(GIVEN REQUEST) Each record must be reproduced exactly as it is shown.

═════ RECORDS FOR THIS TASK ═════

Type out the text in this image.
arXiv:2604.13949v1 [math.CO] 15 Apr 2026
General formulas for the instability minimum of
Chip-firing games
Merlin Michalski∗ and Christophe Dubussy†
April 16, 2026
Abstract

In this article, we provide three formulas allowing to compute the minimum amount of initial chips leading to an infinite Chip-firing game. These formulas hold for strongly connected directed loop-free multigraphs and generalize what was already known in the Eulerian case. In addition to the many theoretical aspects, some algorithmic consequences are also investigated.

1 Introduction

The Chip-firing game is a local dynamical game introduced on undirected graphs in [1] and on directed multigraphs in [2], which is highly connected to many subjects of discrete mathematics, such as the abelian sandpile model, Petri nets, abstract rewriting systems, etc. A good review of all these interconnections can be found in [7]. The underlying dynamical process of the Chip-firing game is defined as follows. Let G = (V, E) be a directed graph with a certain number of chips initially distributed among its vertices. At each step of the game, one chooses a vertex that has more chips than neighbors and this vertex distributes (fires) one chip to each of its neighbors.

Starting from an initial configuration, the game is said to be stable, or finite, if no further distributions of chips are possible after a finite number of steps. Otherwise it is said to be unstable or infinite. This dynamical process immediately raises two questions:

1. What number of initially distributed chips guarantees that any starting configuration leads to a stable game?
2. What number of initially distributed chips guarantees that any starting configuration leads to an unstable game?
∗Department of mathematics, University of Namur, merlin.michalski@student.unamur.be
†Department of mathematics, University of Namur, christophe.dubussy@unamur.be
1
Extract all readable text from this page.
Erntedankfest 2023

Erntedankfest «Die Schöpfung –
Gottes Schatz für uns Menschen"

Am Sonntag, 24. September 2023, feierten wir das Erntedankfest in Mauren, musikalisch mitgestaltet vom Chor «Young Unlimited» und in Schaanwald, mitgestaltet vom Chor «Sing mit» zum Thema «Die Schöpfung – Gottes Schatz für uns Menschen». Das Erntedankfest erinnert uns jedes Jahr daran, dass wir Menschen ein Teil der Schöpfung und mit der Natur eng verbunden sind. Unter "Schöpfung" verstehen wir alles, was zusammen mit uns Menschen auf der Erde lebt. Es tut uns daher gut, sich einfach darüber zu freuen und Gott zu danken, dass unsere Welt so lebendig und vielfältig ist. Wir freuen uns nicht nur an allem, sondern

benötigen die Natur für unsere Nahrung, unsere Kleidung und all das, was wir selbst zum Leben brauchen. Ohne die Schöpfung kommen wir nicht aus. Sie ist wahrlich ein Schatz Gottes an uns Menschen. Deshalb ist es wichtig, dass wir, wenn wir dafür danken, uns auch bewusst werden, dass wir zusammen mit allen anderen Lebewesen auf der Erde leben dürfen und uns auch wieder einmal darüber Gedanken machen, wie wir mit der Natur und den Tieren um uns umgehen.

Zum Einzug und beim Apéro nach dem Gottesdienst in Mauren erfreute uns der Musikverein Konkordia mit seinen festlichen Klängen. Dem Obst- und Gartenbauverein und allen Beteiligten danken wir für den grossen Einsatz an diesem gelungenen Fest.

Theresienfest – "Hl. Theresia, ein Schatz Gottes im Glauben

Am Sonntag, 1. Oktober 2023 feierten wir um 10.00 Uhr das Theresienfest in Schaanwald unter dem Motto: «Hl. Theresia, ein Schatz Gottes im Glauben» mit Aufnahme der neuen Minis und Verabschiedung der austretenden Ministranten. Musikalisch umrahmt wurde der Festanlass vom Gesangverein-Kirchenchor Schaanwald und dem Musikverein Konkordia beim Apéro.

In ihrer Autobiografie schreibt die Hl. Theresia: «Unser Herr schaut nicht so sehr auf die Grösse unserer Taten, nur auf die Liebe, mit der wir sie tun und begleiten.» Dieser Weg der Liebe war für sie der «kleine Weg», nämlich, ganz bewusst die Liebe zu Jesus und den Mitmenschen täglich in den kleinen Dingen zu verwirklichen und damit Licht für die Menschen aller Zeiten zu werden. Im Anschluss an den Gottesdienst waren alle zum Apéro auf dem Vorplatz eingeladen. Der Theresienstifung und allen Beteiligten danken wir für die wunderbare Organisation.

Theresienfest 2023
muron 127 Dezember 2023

═════

(OUTPUT FOR THIS TASK)
Type out the text in this image.
arXiv:2604.13949v1 [math.CO] 15 Apr 2026
General formulas for the instability minimum of
Chip-firing games
Merlin Michalski∗ and Christophe Dubussy†
April 16, 2026
Abstract

In this article, we provide three formulas allowing to compute the minimum amount of initial chips leading to an infinite Chip-firing game. These formulas hold for strongly connected directed loop-free multigraphs and generalize what was already known in the Eulerian case. In addition to the many theoretical aspects, some algorithmic consequences are also investigated.

1 Introduction

The Chip-firing game is a local dynamical game introduced on undirected graphs in [1] and on directed multigraphs in [2], which is highly connected to many subjects of discrete mathematics, such as the abelian sandpile model, Petri nets, abstract rewriting systems, etc. A good review of all these interconnections can be found in [7]. The underlying dynamical process of the Chip-firing game is defined as follows. Let G = (V, E) be a directed graph with a certain number of chips initially distributed among its vertices. At each step of the game, one chooses a vertex that has more chips than neighbors and this vertex distributes (fires) one chip to each of its neighbors.

Starting from an initial configuration, the game is said to be stable, or finite, if no further distributions of chips are possible after a finite number of steps. Otherwise it is said to be unstable or infinite. This dynamical process immediately raises two questions:

1. What number of initially distributed chips guarantees that any starting configuration leads to a stable game?
2. What number of initially distributed chips guarantees that any starting configuration leads to an unstable game?
∗Department of mathematics, University of Namur, merlin.michalski@student.unamur.be
†Department of mathematics, University of Namur, christophe.dubussy@unamur.be
1
Extract all readable text from this page.
Erntedankfest 2023

Erntedankfest «Die Schöpfung –
Gottes Schatz für uns Menschen"

Am Sonntag, 24. September 2023, feierten wir das Erntedankfest in Mauren, musikalisch mitgestaltet vom Chor «Young Unlimited» und in Schaanwald, mitgestaltet vom Chor «Sing mit» zum Thema «Die Schöpfung – Gottes Schatz für uns Menschen». Das Erntedankfest erinnert uns jedes Jahr daran, dass wir Menschen ein Teil der Schöpfung und mit der Natur eng verbunden sind. Unter "Schöpfung" verstehen wir alles, was zusammen mit uns Menschen auf der Erde lebt. Es tut uns daher gut, sich einfach darüber zu freuen und Gott zu danken, dass unsere Welt so lebendig und vielfältig ist. Wir freuen uns nicht nur an allem, sondern

benötigen die Natur für unsere Nahrung, unsere Kleidung und all das, was wir selbst zum Leben brauchen. Ohne die Schöpfung kommen wir nicht aus. Sie ist wahrlich ein Schatz Gottes an uns Menschen. Deshalb ist es wichtig, dass wir, wenn wir dafür danken, uns auch bewusst werden, dass wir zusammen mit allen anderen Lebewesen auf der Erde leben dürfen und uns auch wieder einmal darüber Gedanken machen, wie wir mit der Natur und den Tieren um uns umgehen.

Zum Einzug und beim Apéro nach dem Gottesdienst in Mauren erfreute uns der Musikverein Konkordia mit seinen festlichen Klängen. Dem Obst- und Gartenbauverein und allen Beteiligten danken wir für den grossen Einsatz an diesem gelungenen Fest.

Theresienfest – "Hl. Theresia, ein Schatz Gottes im Glauben

Am Sonntag, 1. Oktober 2023 feierten wir um 10.00 Uhr das Theresienfest in Schaanwald unter dem Motto: «Hl. Theresia, ein Schatz Gottes im Glauben» mit Aufnahme der neuen Minis und Verabschiedung der austretenden Ministranten. Musikalisch umrahmt wurde der Festanlass vom Gesangverein-Kirchenchor Schaanwald und dem Musikverein Konkordia beim Apéro.

In ihrer Autobiografie schreibt die Hl. Theresia: «Unser Herr schaut nicht so sehr auf die Grösse unserer Taten, nur auf die Liebe, mit der wir sie tun und begleiten.» Dieser Weg der Liebe war für sie der «kleine Weg», nämlich, ganz bewusst die Liebe zu Jesus und den Mitmenschen täglich in den kleinen Dingen zu verwirklichen und damit Licht für die Menschen aller Zeiten zu werden. Im Anschluss an den Gottesdienst waren alle zum Apéro auf dem Vorplatz eingeladen. Der Theresienstifung und allen Beteiligten danken wir für die wunderbare Organisation.

Theresienfest 2023
muron 127 Dezember 2023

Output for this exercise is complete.